**Directions for this task:** Every line of the data that contains the string "title" must be copied.

-- start --

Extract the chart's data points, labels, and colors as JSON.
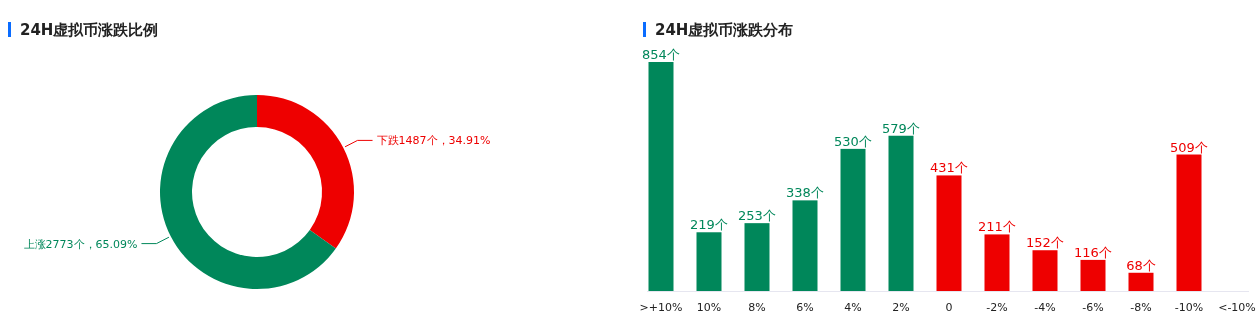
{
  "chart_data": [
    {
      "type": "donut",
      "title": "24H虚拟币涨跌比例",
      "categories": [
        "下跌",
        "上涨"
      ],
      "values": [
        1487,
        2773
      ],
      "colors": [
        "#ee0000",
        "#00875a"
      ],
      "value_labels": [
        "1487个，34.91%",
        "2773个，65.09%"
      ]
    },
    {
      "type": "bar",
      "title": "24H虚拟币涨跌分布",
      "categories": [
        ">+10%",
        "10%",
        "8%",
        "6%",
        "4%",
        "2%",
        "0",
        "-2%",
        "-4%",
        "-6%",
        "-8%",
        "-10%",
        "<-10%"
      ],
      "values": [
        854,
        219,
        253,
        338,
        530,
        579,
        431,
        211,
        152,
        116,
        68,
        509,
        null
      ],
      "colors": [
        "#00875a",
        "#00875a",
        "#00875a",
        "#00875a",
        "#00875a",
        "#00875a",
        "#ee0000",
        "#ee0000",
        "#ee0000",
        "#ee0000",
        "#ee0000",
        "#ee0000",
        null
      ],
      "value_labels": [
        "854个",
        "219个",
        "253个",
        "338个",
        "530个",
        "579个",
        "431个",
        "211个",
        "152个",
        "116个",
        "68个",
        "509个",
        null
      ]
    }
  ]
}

-- end --
-- start --

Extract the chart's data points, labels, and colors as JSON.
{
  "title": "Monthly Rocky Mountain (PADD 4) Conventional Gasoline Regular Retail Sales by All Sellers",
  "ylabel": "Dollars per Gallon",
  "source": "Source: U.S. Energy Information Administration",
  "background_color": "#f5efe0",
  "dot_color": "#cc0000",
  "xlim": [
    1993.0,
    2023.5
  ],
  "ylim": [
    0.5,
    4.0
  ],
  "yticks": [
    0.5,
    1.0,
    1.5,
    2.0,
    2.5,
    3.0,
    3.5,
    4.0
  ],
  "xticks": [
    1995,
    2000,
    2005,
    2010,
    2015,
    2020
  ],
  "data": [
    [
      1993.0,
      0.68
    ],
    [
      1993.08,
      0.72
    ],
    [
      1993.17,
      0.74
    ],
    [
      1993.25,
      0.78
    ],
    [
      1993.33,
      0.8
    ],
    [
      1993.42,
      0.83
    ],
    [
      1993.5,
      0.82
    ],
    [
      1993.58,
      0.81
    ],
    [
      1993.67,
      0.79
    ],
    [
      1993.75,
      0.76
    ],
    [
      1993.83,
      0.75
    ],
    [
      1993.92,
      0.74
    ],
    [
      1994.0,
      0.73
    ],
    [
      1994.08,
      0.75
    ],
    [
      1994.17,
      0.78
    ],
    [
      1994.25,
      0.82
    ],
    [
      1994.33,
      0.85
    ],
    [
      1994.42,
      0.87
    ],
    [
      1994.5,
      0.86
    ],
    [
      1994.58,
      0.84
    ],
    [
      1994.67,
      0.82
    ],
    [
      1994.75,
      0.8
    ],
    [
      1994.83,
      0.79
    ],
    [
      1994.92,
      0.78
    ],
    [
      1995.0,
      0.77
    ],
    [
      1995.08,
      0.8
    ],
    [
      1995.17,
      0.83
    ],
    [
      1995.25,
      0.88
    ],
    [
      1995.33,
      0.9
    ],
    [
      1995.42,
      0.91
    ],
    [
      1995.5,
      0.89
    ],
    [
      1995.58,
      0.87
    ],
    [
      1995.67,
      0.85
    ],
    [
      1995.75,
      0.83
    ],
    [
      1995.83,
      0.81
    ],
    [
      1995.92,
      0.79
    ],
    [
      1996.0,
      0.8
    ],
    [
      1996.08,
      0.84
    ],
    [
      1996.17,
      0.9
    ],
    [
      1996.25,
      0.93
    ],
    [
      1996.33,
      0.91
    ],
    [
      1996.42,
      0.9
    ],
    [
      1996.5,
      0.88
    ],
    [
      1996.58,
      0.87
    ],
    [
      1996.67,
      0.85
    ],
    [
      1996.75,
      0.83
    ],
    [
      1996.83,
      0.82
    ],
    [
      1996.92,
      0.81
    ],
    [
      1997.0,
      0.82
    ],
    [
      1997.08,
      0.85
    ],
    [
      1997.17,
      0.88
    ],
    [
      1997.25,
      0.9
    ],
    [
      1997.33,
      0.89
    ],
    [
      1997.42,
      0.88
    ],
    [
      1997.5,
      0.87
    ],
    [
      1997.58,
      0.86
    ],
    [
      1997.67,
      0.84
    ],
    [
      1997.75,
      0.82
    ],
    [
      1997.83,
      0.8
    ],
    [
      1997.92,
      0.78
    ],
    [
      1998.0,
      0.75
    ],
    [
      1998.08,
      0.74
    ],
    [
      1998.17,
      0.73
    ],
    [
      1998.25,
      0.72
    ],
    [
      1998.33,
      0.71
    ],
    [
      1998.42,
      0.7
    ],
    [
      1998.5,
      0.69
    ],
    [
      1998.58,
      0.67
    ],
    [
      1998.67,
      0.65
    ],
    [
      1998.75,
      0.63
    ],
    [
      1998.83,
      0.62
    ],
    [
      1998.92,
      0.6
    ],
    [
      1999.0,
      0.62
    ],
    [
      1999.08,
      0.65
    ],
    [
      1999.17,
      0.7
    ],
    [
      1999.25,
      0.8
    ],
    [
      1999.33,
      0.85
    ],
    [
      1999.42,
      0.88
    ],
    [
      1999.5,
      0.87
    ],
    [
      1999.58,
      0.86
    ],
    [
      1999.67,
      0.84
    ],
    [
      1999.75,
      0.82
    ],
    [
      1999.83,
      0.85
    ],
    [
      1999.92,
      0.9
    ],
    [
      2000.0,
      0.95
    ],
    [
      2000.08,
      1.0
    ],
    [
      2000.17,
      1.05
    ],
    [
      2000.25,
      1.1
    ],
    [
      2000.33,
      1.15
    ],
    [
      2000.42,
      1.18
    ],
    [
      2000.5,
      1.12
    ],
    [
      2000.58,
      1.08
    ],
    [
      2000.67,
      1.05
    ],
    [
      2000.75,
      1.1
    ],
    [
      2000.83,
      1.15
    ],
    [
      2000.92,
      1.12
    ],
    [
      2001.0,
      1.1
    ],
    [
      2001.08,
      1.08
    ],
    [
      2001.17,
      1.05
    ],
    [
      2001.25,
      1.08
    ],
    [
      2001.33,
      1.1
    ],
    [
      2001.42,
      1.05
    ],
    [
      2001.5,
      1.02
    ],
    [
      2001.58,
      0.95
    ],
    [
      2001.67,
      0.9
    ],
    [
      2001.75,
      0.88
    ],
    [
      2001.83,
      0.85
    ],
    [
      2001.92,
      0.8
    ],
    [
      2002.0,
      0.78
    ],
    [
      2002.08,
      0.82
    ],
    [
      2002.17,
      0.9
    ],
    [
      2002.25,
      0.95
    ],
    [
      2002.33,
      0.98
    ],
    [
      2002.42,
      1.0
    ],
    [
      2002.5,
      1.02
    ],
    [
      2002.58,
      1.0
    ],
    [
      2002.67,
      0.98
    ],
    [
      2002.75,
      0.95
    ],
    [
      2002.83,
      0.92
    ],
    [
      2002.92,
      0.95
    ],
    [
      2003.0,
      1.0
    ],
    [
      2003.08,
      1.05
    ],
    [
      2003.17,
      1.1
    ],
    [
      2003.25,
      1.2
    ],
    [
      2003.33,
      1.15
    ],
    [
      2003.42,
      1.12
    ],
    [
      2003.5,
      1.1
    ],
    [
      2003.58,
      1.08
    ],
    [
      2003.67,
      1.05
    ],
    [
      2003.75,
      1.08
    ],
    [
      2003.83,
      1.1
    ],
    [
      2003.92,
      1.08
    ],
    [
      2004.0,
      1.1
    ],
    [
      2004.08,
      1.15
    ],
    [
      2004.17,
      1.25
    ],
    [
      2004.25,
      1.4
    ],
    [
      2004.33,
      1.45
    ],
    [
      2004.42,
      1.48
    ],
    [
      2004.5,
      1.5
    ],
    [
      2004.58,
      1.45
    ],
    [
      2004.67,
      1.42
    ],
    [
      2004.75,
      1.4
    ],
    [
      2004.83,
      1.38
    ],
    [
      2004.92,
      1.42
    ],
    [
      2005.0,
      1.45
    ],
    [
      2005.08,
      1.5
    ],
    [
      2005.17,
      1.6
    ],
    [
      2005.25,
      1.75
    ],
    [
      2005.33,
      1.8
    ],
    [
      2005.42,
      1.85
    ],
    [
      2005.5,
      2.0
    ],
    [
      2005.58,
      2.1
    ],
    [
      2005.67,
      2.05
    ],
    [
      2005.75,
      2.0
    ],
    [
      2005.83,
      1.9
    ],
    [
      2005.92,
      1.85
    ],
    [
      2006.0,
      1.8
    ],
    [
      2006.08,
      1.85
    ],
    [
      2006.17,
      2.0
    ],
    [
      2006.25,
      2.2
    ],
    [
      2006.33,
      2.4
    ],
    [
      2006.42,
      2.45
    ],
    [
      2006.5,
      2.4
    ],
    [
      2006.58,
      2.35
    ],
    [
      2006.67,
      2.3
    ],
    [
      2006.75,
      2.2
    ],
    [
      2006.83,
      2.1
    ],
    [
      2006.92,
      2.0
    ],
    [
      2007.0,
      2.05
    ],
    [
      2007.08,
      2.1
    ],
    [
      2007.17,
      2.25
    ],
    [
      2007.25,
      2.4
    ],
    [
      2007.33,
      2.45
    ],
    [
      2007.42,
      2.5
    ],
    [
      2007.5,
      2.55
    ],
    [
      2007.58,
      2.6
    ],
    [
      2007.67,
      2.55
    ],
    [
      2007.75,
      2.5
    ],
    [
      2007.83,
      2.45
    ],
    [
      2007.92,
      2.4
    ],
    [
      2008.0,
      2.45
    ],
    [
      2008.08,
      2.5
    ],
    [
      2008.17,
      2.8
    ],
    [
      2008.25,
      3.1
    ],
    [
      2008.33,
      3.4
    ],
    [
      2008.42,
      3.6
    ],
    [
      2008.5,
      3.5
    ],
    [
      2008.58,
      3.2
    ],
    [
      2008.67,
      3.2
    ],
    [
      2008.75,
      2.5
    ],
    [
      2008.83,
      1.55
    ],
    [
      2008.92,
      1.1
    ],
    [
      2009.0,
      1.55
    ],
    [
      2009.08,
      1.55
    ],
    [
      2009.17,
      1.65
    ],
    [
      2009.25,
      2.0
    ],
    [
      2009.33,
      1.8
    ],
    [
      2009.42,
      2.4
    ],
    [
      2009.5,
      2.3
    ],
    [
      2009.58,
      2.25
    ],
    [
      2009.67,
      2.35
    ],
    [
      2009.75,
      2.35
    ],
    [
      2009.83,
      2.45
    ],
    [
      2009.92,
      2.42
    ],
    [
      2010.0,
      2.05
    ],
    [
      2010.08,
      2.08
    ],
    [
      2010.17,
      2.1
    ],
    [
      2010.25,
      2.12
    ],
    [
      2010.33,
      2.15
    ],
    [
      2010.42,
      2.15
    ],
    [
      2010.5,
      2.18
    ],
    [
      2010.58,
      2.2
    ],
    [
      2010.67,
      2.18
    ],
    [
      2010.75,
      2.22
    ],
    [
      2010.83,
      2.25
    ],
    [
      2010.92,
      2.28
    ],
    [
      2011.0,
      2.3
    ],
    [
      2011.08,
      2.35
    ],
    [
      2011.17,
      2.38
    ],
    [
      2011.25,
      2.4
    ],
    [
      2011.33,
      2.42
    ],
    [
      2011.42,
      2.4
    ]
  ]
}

-- end --

**Finished exercise:**
      "title": "24H虚拟币涨跌比例",
      "title": "24H虚拟币涨跌分布",
  "title": "Monthly Rocky Mountain (PADD 4) Conventional Gasoline Regular Retail Sales by All Sellers",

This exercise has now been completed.